--- Start PROVIDED MATERIAL ---

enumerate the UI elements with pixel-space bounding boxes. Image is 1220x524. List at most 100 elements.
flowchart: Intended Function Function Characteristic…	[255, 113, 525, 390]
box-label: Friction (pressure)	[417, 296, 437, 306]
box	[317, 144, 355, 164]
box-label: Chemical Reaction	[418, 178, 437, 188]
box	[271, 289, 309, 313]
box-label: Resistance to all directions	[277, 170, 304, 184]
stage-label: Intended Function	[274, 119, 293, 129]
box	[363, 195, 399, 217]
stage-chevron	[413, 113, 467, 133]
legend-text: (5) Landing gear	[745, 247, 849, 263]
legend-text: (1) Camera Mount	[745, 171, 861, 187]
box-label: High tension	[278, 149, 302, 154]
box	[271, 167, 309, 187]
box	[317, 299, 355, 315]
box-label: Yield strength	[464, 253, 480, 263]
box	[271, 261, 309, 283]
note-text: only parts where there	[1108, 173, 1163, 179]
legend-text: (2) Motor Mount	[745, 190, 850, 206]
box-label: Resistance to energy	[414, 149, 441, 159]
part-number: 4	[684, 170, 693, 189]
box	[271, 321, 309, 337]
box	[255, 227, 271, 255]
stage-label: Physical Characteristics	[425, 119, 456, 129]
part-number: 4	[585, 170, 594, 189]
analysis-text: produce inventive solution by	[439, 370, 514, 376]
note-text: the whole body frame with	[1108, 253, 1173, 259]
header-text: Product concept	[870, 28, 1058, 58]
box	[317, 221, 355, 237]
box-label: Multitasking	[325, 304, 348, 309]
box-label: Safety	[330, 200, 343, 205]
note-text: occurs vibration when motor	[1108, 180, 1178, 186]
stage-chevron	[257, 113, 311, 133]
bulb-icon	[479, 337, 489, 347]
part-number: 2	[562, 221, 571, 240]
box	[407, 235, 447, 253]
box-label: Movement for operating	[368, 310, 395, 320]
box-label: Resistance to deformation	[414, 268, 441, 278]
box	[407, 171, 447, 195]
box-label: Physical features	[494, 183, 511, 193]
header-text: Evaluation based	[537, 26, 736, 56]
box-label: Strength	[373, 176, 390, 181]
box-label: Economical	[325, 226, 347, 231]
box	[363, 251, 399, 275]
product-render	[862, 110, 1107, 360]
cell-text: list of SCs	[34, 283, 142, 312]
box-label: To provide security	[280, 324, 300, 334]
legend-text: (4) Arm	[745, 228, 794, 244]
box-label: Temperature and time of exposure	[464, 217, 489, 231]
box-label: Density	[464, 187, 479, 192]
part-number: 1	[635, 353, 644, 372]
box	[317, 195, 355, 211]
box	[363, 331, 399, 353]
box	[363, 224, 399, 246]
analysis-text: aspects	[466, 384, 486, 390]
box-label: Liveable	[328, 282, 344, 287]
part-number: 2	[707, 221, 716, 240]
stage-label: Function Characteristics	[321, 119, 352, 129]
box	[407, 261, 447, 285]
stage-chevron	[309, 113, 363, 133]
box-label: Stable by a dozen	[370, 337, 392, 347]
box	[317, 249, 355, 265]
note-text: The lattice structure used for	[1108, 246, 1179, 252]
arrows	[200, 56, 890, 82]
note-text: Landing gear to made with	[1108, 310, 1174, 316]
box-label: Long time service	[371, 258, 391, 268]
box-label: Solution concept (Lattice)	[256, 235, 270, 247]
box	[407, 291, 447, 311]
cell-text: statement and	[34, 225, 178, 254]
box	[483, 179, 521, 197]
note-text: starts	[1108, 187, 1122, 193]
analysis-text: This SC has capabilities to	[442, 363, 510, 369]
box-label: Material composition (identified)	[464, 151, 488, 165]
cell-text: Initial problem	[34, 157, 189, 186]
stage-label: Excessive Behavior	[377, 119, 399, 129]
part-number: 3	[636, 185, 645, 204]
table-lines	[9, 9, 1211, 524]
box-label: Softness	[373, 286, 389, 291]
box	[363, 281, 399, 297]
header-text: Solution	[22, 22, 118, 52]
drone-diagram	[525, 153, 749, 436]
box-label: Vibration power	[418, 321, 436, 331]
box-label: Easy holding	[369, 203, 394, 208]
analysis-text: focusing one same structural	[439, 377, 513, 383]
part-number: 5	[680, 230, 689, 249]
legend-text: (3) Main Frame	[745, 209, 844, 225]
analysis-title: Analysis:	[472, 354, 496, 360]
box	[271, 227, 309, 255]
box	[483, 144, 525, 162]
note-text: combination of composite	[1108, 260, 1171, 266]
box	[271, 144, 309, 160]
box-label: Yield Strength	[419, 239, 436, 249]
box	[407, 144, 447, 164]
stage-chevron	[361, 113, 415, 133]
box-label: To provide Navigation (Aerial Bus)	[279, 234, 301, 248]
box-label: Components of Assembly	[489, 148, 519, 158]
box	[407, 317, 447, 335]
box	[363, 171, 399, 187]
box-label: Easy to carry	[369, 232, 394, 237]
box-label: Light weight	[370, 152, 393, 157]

--- End PROVIDED MATERIAL ---

List every line in the records above that contains the word "Function". Case counts.

flowchart: Intended Function Function Characteristic…	[255, 113, 525, 390]
stage-label: Intended Function	[274, 119, 293, 129]
stage-label: Function Characteristics	[321, 119, 352, 129]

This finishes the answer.